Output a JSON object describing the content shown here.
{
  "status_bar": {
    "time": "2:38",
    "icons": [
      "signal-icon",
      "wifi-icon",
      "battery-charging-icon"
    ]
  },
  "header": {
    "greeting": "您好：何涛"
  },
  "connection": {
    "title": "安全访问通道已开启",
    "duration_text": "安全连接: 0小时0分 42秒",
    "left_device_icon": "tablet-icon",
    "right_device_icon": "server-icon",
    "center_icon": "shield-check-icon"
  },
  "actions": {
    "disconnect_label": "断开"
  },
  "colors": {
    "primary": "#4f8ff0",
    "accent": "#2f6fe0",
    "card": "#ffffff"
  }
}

————————

▸ REQUIRED TASK:
Print every record above exactly as written.

▸ EXERCISE RESULT:
Output a JSON object describing the content shown here.
{
  "status_bar": {
    "time": "2:38",
    "icons": [
      "signal-icon",
      "wifi-icon",
      "battery-charging-icon"
    ]
  },
  "header": {
    "greeting": "您好：何涛"
  },
  "connection": {
    "title": "安全访问通道已开启",
    "duration_text": "安全连接: 0小时0分 42秒",
    "left_device_icon": "tablet-icon",
    "right_device_icon": "server-icon",
    "center_icon": "shield-check-icon"
  },
  "actions": {
    "disconnect_label": "断开"
  },
  "colors": {
    "primary": "#4f8ff0",
    "accent": "#2f6fe0",
    "card": "#ffffff"
  }
}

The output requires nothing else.